═════ SUPPLIED MATERIAL

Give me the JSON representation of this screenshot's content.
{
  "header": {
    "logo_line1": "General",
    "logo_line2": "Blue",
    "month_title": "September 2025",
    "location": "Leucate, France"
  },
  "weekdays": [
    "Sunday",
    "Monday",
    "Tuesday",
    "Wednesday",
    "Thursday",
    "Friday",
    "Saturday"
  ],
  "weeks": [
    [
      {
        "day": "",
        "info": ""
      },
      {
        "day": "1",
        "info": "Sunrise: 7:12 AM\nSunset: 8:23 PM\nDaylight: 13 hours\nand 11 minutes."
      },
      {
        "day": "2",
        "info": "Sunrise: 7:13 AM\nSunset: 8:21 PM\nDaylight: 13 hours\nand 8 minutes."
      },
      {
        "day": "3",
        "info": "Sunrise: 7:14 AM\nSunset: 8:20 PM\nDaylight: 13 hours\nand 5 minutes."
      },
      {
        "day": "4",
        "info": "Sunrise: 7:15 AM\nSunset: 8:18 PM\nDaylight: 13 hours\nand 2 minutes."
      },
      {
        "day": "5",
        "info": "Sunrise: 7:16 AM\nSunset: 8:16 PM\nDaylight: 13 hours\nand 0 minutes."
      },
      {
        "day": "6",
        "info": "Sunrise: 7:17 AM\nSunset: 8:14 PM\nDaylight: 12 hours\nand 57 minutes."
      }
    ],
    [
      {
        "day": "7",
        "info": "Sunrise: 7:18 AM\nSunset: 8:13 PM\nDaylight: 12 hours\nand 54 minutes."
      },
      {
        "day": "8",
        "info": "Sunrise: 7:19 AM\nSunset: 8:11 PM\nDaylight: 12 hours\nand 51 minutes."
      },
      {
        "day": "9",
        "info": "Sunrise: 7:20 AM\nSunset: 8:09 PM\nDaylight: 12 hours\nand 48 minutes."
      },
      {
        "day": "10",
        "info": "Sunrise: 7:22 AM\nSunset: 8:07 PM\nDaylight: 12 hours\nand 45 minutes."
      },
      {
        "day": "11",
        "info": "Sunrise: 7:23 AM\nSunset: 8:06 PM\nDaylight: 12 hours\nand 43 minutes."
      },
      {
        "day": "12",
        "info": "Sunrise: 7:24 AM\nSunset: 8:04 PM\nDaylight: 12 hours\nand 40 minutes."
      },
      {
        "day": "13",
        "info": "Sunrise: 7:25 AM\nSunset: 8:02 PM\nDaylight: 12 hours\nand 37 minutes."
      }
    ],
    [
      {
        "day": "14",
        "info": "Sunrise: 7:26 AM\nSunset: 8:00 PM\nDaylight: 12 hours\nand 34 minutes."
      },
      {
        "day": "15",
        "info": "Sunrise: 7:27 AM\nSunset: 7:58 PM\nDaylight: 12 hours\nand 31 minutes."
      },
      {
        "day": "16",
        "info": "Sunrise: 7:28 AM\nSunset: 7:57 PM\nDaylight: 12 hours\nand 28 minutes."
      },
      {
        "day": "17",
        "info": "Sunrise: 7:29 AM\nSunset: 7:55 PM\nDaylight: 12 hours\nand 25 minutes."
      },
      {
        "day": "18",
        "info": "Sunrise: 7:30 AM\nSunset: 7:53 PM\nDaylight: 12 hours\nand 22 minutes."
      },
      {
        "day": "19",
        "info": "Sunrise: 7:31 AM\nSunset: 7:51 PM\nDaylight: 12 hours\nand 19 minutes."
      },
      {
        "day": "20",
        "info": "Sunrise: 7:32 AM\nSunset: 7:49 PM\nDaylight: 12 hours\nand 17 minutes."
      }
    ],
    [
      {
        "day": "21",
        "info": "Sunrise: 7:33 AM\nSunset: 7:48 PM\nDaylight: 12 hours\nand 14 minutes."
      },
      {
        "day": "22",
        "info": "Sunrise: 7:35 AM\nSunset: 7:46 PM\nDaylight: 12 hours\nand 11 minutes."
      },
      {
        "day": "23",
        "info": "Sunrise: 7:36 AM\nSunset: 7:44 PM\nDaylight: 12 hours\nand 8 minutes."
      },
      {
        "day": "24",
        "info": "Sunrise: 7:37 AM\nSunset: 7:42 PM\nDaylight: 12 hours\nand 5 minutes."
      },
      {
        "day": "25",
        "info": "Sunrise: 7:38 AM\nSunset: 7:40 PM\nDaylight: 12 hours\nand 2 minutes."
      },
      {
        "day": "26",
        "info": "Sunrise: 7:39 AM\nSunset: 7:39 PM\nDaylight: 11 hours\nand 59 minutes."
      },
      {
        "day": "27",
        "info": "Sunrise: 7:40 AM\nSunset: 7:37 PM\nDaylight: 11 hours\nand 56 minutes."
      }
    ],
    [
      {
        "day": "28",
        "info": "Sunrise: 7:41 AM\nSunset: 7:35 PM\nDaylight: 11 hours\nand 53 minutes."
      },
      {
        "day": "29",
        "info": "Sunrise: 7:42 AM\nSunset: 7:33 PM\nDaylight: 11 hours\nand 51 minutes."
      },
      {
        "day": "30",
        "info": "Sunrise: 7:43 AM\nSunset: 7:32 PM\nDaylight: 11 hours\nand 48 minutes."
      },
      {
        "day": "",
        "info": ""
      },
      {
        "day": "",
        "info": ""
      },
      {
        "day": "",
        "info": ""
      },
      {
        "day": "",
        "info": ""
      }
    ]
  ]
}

══════════

## WORK INSTRUCTIONS
Go through the listing and print each line exactly as it appears.

## EXERCISE RESPONSE
Give me the JSON representation of this screenshot's content.
{
  "header": {
    "logo_line1": "General",
    "logo_line2": "Blue",
    "month_title": "September 2025",
    "location": "Leucate, France"
  },
  "weekdays": [
    "Sunday",
    "Monday",
    "Tuesday",
    "Wednesday",
    "Thursday",
    "Friday",
    "Saturday"
  ],
  "weeks": [
    [
      {
        "day": "",
        "info": ""
      },
      {
        "day": "1",
        "info": "Sunrise: 7:12 AM\nSunset: 8:23 PM\nDaylight: 13 hours\nand 11 minutes."
      },
      {
        "day": "2",
        "info": "Sunrise: 7:13 AM\nSunset: 8:21 PM\nDaylight: 13 hours\nand 8 minutes."
      },
      {
        "day": "3",
        "info": "Sunrise: 7:14 AM\nSunset: 8:20 PM\nDaylight: 13 hours\nand 5 minutes."
      },
      {
        "day": "4",
        "info": "Sunrise: 7:15 AM\nSunset: 8:18 PM\nDaylight: 13 hours\nand 2 minutes."
      },
      {
        "day": "5",
        "info": "Sunrise: 7:16 AM\nSunset: 8:16 PM\nDaylight: 13 hours\nand 0 minutes."
      },
      {
        "day": "6",
        "info": "Sunrise: 7:17 AM\nSunset: 8:14 PM\nDaylight: 12 hours\nand 57 minutes."
      }
    ],
    [
      {
        "day": "7",
        "info": "Sunrise: 7:18 AM\nSunset: 8:13 PM\nDaylight: 12 hours\nand 54 minutes."
      },
      {
        "day": "8",
        "info": "Sunrise: 7:19 AM\nSunset: 8:11 PM\nDaylight: 12 hours\nand 51 minutes."
      },
      {
        "day": "9",
        "info": "Sunrise: 7:20 AM\nSunset: 8:09 PM\nDaylight: 12 hours\nand 48 minutes."
      },
      {
        "day": "10",
        "info": "Sunrise: 7:22 AM\nSunset: 8:07 PM\nDaylight: 12 hours\nand 45 minutes."
      },
      {
        "day": "11",
        "info": "Sunrise: 7:23 AM\nSunset: 8:06 PM\nDaylight: 12 hours\nand 43 minutes."
      },
      {
        "day": "12",
        "info": "Sunrise: 7:24 AM\nSunset: 8:04 PM\nDaylight: 12 hours\nand 40 minutes."
      },
      {
        "day": "13",
        "info": "Sunrise: 7:25 AM\nSunset: 8:02 PM\nDaylight: 12 hours\nand 37 minutes."
      }
    ],
    [
      {
        "day": "14",
        "info": "Sunrise: 7:26 AM\nSunset: 8:00 PM\nDaylight: 12 hours\nand 34 minutes."
      },
      {
        "day": "15",
        "info": "Sunrise: 7:27 AM\nSunset: 7:58 PM\nDaylight: 12 hours\nand 31 minutes."
      },
      {
        "day": "16",
        "info": "Sunrise: 7:28 AM\nSunset: 7:57 PM\nDaylight: 12 hours\nand 28 minutes."
      },
      {
        "day": "17",
        "info": "Sunrise: 7:29 AM\nSunset: 7:55 PM\nDaylight: 12 hours\nand 25 minutes."
      },
      {
        "day": "18",
        "info": "Sunrise: 7:30 AM\nSunset: 7:53 PM\nDaylight: 12 hours\nand 22 minutes."
      },
      {
        "day": "19",
        "info": "Sunrise: 7:31 AM\nSunset: 7:51 PM\nDaylight: 12 hours\nand 19 minutes."
      },
      {
        "day": "20",
        "info": "Sunrise: 7:32 AM\nSunset: 7:49 PM\nDaylight: 12 hours\nand 17 minutes."
      }
    ],
    [
      {
        "day": "21",
        "info": "Sunrise: 7:33 AM\nSunset: 7:48 PM\nDaylight: 12 hours\nand 14 minutes."
      },
      {
        "day": "22",
        "info": "Sunrise: 7:35 AM\nSunset: 7:46 PM\nDaylight: 12 hours\nand 11 minutes."
      },
      {
        "day": "23",
        "info": "Sunrise: 7:36 AM\nSunset: 7:44 PM\nDaylight: 12 hours\nand 8 minutes."
      },
      {
        "day": "24",
        "info": "Sunrise: 7:37 AM\nSunset: 7:42 PM\nDaylight: 12 hours\nand 5 minutes."
      },
      {
        "day": "25",
        "info": "Sunrise: 7:38 AM\nSunset: 7:40 PM\nDaylight: 12 hours\nand 2 minutes."
      },
      {
        "day": "26",
        "info": "Sunrise: 7:39 AM\nSunset: 7:39 PM\nDaylight: 11 hours\nand 59 minutes."
      },
      {
        "day": "27",
        "info": "Sunrise: 7:40 AM\nSunset: 7:37 PM\nDaylight: 11 hours\nand 56 minutes."
      }
    ],
    [
      {
        "day": "28",
        "info": "Sunrise: 7:41 AM\nSunset: 7:35 PM\nDaylight: 11 hours\nand 53 minutes."
      },
      {
        "day": "29",
        "info": "Sunrise: 7:42 AM\nSunset: 7:33 PM\nDaylight: 11 hours\nand 51 minutes."
      },
      {
        "day": "30",
        "info": "Sunrise: 7:43 AM\nSunset: 7:32 PM\nDaylight: 11 hours\nand 48 minutes."
      },
      {
        "day": "",
        "info": ""
      },
      {
        "day": "",
        "info": ""
      },
      {
        "day": "",
        "info": ""
      },
      {
        "day": "",
        "info": ""
      }
    ]
  ]
}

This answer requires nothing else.